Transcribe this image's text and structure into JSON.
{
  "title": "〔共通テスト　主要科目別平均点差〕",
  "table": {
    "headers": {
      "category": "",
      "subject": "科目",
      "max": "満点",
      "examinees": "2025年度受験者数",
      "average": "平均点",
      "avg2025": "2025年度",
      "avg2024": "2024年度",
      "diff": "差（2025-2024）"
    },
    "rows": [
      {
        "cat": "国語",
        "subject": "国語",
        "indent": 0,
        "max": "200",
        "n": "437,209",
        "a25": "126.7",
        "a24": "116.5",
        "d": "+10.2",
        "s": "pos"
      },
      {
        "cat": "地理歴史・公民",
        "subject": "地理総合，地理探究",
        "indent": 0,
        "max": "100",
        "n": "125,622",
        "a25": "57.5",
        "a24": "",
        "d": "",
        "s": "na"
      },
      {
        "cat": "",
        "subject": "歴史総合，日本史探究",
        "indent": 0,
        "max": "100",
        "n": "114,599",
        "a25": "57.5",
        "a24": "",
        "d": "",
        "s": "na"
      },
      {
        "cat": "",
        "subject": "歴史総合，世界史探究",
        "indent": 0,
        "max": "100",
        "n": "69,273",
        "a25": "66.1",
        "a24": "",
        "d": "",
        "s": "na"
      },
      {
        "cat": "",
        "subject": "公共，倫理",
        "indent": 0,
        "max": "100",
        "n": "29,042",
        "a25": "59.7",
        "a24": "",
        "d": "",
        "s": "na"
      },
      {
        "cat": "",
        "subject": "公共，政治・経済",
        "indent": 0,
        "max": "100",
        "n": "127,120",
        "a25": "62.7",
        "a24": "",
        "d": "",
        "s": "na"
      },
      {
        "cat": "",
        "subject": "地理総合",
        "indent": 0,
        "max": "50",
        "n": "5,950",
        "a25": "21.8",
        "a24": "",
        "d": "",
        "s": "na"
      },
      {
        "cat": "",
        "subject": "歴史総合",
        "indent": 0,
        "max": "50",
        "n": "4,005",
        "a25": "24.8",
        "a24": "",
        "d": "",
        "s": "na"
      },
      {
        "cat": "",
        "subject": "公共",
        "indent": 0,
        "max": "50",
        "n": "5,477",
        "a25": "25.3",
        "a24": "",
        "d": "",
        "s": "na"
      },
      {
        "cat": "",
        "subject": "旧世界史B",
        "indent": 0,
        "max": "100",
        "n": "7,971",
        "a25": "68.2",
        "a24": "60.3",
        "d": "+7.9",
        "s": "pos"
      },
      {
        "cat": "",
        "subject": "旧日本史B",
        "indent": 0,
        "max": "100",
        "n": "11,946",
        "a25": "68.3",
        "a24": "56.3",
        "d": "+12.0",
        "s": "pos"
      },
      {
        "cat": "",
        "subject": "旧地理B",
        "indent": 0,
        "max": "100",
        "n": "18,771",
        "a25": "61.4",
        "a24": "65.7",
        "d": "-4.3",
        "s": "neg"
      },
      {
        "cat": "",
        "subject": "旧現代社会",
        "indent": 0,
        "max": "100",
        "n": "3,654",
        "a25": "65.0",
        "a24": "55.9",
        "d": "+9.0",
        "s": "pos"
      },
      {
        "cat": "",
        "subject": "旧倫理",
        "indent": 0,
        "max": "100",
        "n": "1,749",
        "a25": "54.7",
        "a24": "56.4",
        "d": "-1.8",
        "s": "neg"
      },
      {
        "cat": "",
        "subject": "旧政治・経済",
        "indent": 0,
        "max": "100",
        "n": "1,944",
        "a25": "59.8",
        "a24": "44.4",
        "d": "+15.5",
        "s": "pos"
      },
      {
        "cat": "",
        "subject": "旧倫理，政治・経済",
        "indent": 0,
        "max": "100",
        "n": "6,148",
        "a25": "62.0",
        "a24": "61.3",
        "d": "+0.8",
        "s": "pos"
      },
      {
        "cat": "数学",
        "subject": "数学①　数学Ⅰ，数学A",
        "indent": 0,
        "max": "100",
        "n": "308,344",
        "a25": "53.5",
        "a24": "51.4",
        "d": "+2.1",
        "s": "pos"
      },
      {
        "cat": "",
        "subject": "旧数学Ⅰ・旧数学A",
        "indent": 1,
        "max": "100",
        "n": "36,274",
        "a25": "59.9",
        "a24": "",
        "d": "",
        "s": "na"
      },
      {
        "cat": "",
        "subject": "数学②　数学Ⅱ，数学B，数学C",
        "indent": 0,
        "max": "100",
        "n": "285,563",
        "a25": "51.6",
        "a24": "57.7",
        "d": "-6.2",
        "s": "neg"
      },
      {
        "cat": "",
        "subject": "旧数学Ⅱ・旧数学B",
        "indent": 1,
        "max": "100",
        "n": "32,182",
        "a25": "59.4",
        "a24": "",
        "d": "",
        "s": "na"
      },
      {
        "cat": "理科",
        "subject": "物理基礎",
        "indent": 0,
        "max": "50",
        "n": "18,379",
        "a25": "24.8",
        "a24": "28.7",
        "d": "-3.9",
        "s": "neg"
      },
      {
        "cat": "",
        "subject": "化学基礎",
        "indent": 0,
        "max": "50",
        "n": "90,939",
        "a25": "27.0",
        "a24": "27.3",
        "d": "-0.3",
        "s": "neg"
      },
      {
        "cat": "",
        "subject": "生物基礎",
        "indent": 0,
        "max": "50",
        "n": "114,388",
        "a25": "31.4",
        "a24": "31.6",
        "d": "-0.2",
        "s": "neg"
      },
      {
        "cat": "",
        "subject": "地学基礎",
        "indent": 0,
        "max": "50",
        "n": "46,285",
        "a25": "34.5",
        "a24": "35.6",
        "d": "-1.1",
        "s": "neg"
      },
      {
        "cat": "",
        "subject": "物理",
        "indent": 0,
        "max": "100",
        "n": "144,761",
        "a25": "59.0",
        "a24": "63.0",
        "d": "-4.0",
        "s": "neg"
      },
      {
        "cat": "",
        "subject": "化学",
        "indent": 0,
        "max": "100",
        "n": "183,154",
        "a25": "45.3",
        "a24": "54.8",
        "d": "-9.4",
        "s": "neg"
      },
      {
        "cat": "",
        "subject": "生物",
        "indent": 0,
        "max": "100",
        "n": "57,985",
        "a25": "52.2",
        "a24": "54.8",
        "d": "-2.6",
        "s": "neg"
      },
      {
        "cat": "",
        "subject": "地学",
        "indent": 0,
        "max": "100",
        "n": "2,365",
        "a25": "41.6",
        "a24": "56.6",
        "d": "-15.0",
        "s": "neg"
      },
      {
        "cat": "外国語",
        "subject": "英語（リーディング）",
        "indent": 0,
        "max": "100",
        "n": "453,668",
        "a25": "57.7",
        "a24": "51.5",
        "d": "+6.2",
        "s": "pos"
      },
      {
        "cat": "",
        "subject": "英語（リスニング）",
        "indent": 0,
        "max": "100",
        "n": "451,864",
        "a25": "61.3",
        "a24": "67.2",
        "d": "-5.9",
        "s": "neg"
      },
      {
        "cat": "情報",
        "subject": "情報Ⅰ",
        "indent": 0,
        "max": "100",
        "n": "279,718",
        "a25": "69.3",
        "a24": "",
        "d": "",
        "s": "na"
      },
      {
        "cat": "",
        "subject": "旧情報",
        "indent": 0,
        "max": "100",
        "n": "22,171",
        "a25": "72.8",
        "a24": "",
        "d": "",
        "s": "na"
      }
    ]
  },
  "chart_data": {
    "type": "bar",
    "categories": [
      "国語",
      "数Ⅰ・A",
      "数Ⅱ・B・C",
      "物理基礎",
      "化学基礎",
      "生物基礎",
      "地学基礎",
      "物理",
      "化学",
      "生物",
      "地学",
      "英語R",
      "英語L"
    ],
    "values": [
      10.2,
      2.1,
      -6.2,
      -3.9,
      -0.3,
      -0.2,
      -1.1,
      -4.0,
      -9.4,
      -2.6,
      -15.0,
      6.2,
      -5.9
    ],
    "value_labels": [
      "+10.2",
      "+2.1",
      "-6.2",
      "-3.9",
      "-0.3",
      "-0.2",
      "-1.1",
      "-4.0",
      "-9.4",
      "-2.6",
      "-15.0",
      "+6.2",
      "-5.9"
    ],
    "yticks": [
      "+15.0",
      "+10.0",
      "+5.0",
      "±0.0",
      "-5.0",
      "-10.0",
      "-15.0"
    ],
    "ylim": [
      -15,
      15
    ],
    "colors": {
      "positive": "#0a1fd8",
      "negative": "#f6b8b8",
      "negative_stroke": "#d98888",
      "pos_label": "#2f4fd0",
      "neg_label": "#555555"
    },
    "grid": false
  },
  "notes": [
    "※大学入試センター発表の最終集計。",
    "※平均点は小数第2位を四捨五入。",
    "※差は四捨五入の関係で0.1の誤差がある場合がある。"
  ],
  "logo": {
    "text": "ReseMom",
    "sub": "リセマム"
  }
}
..............................
*Task details*
Which lines in the records above contain the string "text"? Copy each one.

*Full solution*
Transcribe this image's text and structure into JSON.
    "text": "ReseMom",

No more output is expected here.